## Written request
Here are some records; copy every line that holds the word "index".

Collection entries:
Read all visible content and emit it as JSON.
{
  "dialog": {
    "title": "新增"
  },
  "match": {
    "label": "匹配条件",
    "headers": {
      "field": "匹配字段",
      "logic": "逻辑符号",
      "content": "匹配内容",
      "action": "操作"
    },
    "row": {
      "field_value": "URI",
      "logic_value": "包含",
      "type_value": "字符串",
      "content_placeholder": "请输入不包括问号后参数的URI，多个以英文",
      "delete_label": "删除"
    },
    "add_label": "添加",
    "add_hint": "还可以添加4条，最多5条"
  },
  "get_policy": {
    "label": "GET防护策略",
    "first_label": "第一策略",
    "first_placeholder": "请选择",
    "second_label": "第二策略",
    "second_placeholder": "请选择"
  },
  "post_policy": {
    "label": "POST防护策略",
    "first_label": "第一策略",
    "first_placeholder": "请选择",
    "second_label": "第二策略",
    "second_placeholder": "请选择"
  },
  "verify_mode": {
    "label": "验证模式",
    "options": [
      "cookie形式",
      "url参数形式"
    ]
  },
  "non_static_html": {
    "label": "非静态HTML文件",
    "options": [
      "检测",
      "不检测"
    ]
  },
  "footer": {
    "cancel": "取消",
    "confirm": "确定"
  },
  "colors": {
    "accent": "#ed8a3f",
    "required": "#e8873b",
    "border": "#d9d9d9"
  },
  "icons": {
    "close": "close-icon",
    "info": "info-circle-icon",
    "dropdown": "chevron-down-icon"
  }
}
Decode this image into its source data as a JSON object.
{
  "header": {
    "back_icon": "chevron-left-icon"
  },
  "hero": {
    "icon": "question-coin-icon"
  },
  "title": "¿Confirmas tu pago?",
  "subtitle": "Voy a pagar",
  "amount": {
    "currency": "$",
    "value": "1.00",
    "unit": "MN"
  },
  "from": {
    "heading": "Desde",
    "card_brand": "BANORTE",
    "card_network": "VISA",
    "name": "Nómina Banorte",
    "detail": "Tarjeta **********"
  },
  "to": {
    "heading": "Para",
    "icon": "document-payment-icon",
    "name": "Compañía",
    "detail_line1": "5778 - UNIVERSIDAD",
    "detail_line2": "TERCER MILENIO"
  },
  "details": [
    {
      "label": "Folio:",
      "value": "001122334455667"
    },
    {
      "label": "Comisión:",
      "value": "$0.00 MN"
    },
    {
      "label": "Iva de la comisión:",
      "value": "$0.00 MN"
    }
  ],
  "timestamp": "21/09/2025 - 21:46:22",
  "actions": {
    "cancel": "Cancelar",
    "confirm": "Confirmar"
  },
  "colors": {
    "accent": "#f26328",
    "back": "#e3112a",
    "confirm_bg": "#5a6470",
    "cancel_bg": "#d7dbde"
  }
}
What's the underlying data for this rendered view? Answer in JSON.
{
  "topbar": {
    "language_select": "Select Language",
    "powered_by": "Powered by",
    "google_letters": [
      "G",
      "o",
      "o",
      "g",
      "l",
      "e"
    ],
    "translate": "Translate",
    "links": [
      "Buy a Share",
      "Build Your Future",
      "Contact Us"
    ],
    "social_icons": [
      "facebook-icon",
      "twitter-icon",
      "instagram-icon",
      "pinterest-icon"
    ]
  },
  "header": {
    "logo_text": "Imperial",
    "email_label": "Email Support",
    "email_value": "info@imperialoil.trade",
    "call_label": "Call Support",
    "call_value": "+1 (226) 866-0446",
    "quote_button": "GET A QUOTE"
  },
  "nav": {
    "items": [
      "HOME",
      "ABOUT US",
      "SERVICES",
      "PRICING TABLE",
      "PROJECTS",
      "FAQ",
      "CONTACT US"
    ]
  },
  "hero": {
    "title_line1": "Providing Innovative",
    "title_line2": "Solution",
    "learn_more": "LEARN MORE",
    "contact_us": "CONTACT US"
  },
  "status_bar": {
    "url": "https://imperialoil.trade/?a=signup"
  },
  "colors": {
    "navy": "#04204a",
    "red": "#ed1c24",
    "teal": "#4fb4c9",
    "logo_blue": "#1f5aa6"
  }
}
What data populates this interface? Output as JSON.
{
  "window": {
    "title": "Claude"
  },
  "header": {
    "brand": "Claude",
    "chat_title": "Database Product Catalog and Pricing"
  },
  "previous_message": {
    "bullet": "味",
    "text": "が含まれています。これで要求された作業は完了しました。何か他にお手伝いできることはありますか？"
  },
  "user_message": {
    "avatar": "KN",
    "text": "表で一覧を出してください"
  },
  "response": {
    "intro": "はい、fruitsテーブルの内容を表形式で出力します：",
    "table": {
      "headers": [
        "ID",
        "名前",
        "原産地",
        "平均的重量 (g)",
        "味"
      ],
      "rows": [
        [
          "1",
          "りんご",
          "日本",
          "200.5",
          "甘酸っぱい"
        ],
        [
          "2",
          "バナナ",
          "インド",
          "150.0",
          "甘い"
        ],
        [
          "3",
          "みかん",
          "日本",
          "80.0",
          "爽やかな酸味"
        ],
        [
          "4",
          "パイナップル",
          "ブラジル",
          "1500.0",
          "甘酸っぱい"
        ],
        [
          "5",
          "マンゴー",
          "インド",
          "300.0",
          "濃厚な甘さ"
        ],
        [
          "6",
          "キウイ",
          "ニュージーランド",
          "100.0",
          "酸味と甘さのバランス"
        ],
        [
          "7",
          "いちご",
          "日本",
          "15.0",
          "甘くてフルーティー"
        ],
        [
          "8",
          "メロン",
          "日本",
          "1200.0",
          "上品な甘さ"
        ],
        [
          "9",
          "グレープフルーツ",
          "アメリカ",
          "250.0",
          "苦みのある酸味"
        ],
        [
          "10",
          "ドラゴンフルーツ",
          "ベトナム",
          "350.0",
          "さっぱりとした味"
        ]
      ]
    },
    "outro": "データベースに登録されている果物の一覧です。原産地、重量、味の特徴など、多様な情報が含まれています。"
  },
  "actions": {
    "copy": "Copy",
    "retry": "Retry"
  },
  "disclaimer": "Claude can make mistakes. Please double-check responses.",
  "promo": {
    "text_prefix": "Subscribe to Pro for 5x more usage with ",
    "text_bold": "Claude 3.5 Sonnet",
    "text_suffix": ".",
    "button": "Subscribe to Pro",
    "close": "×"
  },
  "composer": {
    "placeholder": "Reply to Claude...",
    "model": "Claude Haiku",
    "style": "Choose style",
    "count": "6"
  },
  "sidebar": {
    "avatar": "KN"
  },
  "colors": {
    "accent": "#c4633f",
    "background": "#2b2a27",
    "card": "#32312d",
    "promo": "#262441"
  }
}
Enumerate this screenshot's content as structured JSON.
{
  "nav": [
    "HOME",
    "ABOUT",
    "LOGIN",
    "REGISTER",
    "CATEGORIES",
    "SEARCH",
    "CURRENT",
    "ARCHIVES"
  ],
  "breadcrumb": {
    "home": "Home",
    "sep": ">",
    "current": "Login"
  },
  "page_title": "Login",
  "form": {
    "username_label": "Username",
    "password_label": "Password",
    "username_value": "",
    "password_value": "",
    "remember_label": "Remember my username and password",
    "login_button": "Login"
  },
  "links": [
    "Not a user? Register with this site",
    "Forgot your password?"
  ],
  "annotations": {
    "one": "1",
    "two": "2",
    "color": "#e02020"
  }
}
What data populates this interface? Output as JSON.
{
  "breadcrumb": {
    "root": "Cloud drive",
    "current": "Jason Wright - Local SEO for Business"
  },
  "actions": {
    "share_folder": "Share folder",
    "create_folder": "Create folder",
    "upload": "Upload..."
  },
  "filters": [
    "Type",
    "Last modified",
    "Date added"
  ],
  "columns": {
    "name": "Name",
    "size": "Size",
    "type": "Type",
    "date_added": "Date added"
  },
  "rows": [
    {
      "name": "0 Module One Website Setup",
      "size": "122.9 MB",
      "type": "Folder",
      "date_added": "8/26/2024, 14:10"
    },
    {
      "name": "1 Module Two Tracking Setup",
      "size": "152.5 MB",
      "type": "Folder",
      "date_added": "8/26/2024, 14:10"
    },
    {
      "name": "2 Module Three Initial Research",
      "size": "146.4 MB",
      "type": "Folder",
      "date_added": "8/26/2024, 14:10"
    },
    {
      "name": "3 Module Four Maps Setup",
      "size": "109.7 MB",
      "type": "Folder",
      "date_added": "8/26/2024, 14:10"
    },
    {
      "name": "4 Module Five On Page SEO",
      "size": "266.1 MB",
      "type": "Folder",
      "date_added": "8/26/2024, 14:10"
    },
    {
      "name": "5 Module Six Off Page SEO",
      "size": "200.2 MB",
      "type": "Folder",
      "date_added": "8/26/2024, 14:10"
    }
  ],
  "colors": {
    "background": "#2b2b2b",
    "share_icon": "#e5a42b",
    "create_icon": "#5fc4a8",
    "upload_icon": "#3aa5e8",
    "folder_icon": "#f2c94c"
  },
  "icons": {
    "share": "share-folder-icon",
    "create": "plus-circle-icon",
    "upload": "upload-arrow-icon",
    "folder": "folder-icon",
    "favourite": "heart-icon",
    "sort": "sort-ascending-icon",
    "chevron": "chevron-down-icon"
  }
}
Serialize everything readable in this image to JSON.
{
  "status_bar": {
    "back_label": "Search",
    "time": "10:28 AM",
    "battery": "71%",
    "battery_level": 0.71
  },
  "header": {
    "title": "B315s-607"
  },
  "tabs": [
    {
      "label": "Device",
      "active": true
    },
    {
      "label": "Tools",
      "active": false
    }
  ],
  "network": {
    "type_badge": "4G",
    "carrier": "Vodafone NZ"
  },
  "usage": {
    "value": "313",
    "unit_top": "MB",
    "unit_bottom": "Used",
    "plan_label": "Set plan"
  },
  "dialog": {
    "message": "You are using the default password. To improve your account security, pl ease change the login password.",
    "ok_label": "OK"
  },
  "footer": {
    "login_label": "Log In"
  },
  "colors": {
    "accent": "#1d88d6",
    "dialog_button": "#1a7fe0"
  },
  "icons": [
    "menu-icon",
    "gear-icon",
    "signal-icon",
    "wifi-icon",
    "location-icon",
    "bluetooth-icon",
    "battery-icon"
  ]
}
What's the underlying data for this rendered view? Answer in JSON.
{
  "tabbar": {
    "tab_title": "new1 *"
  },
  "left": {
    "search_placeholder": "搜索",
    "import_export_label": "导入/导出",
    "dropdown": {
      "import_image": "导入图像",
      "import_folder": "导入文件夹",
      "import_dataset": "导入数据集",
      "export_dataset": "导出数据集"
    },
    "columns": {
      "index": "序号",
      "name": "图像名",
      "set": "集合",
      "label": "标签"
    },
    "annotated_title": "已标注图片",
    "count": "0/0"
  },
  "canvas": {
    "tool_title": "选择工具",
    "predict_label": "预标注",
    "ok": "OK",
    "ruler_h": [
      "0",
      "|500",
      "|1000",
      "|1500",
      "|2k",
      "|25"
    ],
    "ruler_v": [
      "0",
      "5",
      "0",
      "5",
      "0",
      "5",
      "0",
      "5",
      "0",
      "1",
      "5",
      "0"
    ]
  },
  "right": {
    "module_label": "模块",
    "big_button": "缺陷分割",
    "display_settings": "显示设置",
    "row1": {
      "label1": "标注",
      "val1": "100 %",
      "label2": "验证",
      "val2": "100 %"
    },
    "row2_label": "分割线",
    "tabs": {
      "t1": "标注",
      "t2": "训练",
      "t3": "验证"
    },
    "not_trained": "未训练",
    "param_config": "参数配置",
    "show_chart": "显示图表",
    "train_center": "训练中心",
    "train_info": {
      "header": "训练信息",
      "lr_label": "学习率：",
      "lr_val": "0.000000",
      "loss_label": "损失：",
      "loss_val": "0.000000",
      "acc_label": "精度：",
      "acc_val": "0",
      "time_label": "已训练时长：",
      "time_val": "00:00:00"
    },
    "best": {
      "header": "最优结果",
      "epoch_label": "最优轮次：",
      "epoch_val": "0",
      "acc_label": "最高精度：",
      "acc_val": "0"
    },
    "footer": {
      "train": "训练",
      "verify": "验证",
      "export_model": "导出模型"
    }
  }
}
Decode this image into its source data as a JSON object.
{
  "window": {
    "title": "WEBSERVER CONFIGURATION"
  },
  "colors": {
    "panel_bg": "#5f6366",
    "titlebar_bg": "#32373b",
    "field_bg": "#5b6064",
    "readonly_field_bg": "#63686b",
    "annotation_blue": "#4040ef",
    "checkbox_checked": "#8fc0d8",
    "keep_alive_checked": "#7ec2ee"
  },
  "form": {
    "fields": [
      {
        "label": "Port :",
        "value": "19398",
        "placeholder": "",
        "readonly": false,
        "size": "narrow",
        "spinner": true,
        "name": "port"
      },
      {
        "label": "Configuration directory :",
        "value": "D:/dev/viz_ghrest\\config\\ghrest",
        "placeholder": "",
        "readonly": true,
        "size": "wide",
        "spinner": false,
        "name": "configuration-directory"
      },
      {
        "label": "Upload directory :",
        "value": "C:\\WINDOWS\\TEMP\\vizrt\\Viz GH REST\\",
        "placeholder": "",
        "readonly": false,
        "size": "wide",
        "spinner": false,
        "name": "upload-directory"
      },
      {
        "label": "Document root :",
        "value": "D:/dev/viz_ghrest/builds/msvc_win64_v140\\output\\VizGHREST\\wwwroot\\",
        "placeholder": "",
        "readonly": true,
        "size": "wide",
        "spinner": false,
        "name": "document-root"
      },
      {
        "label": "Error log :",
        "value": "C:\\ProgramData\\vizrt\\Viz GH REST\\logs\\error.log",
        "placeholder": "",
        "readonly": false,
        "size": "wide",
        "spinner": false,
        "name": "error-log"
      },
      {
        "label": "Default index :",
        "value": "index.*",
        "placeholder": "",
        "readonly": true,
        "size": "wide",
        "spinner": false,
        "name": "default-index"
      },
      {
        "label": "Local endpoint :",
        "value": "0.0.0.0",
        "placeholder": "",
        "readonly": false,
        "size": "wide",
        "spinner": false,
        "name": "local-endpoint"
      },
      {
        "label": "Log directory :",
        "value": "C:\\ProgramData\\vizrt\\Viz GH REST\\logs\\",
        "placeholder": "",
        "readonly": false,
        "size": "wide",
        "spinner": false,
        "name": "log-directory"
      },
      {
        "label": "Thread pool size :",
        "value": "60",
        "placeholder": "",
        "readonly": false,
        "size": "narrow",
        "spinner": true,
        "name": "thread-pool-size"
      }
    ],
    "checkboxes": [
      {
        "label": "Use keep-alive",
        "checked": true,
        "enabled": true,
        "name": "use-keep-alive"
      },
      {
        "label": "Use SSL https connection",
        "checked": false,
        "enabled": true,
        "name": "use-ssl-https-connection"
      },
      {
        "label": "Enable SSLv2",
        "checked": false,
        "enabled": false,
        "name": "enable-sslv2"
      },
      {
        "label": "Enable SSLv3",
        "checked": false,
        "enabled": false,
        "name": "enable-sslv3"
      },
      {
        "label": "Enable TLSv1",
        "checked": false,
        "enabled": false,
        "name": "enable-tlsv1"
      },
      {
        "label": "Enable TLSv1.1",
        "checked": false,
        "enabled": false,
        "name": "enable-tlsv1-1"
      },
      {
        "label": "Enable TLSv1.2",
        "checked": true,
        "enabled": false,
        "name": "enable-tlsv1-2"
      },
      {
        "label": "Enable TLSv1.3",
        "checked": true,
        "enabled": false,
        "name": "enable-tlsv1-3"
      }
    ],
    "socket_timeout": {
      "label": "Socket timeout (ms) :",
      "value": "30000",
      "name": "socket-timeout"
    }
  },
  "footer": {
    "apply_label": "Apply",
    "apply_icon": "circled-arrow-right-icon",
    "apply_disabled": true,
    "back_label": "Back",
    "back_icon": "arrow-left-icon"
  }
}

## Task solution
      "index": "序号",
        "label": "Default index :",
        "value": "index.*",
        "name": "default-index"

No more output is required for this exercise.